WHAT THE TASK ASKS ▸
Filter these entries so that only lines with the word "configuración" remain.

※ ※ ※

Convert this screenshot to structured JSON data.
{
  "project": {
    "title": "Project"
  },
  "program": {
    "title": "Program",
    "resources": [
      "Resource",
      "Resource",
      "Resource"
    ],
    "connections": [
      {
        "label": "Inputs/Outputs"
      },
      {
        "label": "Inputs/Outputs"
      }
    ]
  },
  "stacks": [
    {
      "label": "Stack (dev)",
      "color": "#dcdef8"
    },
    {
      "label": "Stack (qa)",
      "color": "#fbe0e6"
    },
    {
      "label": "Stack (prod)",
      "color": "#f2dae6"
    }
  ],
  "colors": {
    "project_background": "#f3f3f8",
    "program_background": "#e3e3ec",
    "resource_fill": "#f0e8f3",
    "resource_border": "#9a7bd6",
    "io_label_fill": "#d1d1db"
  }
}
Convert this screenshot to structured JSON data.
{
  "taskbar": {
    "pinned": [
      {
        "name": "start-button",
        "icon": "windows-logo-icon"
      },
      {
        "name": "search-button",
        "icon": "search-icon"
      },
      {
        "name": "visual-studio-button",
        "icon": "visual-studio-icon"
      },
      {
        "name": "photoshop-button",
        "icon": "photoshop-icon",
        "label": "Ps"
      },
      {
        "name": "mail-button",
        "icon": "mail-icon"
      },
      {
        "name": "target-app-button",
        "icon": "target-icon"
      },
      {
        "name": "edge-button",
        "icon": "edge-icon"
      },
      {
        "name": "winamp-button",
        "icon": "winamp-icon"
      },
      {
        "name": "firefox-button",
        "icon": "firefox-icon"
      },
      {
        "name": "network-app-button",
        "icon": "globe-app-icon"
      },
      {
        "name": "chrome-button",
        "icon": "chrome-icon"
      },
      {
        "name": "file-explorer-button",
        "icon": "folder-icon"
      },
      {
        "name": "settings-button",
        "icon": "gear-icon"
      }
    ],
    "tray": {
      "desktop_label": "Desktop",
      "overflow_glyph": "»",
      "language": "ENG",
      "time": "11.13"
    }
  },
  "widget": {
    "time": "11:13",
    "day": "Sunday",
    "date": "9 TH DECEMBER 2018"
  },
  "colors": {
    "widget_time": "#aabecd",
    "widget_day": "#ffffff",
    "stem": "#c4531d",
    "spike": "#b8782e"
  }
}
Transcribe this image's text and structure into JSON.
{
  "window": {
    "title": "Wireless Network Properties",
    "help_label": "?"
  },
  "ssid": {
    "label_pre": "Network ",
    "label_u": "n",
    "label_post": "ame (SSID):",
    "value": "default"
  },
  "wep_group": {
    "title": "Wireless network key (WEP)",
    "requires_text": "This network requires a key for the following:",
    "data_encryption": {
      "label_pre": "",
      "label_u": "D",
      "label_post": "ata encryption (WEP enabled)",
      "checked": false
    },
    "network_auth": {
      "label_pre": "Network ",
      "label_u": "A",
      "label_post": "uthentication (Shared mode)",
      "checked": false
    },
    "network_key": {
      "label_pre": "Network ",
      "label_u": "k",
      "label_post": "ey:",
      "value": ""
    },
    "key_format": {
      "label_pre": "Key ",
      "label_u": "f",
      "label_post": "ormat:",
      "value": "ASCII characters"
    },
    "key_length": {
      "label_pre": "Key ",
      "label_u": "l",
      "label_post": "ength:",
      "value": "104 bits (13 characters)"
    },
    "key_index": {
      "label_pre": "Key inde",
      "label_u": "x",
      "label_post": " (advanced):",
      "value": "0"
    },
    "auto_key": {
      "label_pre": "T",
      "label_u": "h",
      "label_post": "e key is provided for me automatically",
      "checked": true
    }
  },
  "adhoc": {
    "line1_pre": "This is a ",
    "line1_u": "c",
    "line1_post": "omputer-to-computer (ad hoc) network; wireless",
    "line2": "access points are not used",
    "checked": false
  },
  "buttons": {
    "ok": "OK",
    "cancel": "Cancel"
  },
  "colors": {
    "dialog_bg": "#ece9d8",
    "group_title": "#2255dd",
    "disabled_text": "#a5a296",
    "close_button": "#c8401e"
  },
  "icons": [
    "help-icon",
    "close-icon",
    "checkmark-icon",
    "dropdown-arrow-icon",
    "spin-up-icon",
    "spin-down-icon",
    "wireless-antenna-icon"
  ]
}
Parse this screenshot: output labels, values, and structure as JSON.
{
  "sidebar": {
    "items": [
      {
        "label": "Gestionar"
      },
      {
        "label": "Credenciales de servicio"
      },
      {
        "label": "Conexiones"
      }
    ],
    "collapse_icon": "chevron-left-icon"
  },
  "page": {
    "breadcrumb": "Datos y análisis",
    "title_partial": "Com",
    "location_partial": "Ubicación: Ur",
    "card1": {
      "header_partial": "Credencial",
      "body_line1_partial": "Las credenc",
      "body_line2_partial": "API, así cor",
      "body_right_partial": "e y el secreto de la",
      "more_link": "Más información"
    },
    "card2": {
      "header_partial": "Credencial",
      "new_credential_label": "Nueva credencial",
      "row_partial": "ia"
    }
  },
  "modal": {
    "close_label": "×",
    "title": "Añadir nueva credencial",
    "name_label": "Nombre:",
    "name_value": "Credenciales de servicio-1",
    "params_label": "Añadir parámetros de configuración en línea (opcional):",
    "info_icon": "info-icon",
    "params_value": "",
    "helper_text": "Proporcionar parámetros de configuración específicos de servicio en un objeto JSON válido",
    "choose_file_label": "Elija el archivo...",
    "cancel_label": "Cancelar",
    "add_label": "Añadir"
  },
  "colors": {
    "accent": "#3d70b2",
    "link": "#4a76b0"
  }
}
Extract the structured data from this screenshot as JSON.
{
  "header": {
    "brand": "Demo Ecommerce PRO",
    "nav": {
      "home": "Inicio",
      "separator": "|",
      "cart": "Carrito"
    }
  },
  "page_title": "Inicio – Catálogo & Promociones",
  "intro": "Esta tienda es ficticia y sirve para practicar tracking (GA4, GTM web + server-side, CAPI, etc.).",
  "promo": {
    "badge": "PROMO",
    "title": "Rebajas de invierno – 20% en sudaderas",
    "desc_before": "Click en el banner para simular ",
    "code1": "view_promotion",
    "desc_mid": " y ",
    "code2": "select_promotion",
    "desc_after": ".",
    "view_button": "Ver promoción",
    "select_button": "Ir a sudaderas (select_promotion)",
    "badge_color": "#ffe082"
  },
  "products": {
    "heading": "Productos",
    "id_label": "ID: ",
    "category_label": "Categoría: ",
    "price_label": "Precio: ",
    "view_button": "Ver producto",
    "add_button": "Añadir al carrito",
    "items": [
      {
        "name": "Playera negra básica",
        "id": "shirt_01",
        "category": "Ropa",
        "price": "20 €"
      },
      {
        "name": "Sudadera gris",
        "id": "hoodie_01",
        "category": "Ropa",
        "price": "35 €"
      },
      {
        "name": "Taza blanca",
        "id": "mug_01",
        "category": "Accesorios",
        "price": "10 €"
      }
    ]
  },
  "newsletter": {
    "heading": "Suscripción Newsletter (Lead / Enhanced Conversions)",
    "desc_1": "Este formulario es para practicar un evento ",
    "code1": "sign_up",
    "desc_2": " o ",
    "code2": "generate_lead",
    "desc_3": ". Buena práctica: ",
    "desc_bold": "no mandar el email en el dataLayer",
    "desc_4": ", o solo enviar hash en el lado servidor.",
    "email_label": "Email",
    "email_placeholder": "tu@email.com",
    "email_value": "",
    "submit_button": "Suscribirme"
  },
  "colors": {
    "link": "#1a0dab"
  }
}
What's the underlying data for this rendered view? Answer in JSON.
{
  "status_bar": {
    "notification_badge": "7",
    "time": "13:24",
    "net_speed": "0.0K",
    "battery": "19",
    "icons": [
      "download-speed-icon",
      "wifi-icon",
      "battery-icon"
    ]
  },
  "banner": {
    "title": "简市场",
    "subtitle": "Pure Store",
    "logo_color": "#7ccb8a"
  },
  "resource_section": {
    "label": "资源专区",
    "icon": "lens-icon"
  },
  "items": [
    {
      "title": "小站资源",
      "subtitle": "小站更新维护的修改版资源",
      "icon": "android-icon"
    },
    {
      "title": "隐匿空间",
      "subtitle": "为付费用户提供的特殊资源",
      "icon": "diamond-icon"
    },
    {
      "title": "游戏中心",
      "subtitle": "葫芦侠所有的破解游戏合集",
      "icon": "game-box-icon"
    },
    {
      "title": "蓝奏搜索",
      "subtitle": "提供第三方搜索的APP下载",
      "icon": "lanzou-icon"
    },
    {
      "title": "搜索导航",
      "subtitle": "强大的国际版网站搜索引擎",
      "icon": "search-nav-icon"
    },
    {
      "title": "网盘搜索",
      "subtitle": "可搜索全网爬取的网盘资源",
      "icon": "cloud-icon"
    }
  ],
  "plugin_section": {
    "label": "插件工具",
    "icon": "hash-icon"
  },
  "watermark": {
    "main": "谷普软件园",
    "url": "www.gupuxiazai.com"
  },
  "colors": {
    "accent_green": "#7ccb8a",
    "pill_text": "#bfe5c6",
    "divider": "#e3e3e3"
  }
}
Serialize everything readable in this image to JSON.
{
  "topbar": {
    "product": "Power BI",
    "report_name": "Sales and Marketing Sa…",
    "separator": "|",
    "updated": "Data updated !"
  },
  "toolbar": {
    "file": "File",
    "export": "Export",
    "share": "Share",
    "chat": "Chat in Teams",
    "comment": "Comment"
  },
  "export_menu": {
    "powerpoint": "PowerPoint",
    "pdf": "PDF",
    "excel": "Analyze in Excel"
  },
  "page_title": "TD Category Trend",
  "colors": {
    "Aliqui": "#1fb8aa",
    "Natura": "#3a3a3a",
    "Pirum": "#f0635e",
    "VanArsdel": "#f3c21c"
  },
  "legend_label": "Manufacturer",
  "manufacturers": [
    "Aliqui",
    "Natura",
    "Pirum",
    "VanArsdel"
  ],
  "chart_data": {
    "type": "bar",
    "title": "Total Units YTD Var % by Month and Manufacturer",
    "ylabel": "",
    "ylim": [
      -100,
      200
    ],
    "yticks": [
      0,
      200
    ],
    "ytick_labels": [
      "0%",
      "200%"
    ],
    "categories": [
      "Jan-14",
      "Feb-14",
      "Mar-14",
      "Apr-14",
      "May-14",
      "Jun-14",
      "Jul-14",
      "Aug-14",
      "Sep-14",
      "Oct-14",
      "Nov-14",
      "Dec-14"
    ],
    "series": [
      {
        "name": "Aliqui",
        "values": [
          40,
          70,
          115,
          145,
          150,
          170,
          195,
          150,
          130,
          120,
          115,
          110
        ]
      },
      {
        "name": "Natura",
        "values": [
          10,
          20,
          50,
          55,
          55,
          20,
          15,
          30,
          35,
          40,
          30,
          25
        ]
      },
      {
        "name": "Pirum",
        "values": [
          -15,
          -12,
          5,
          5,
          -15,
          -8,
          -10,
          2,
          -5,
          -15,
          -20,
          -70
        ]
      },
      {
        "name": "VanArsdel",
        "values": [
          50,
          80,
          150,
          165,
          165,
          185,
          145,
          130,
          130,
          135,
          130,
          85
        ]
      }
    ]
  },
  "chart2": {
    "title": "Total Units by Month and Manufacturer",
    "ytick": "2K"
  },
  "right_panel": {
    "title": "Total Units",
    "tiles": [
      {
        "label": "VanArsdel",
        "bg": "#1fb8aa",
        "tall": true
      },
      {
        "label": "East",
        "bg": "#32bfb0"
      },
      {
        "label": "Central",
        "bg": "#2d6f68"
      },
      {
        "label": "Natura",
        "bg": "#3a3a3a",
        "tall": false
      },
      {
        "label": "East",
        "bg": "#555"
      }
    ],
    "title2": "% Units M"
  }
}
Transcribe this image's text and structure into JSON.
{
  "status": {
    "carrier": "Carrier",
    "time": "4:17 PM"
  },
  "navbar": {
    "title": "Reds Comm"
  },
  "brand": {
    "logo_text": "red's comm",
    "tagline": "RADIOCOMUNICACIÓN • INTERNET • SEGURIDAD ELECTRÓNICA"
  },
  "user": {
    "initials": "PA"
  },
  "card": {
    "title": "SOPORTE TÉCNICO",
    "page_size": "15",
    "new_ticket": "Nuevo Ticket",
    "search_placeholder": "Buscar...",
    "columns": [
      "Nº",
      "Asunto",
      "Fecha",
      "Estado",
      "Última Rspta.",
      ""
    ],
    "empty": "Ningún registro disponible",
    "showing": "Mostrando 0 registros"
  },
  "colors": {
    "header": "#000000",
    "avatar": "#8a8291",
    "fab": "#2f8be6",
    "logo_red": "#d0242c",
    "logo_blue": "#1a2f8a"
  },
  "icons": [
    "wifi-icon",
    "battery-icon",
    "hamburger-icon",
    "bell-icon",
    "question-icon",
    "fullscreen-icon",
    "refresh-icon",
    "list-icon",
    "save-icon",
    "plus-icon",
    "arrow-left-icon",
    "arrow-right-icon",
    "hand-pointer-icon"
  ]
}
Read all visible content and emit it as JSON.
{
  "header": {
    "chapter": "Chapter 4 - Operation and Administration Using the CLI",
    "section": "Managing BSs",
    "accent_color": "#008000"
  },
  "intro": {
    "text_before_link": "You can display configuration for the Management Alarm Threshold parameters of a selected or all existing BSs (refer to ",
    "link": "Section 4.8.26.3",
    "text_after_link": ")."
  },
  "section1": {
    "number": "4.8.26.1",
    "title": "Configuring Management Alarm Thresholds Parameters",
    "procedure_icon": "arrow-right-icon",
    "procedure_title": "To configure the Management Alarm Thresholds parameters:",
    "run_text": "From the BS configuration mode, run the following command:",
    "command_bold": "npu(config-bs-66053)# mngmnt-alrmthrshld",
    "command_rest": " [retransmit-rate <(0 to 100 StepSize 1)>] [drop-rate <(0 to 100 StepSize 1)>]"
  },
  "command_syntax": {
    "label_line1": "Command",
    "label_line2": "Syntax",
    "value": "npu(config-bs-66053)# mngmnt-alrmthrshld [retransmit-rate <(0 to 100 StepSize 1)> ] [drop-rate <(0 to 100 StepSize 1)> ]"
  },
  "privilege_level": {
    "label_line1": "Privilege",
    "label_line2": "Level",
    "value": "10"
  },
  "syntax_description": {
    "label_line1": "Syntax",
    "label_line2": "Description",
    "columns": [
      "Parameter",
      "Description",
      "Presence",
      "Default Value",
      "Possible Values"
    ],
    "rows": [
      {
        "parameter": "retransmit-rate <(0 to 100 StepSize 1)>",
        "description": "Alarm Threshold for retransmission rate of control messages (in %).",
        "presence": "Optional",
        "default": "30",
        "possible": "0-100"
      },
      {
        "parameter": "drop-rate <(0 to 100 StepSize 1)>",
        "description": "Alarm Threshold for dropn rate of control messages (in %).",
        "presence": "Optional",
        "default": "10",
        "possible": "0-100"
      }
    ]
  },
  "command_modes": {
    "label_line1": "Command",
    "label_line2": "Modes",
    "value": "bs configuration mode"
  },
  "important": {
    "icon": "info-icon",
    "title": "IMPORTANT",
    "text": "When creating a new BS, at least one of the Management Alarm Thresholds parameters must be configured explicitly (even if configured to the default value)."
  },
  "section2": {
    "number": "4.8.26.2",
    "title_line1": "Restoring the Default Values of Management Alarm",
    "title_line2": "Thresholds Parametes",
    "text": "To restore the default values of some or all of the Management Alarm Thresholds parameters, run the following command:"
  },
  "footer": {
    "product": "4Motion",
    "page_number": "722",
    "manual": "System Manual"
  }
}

※ ※ ※

EXPECTED OUTPUT ▸
    "params_label": "Añadir parámetros de configuración en línea (opcional):",
    "helper_text": "Proporcionar parámetros de configuración específicos de servicio en un objeto JSON válido",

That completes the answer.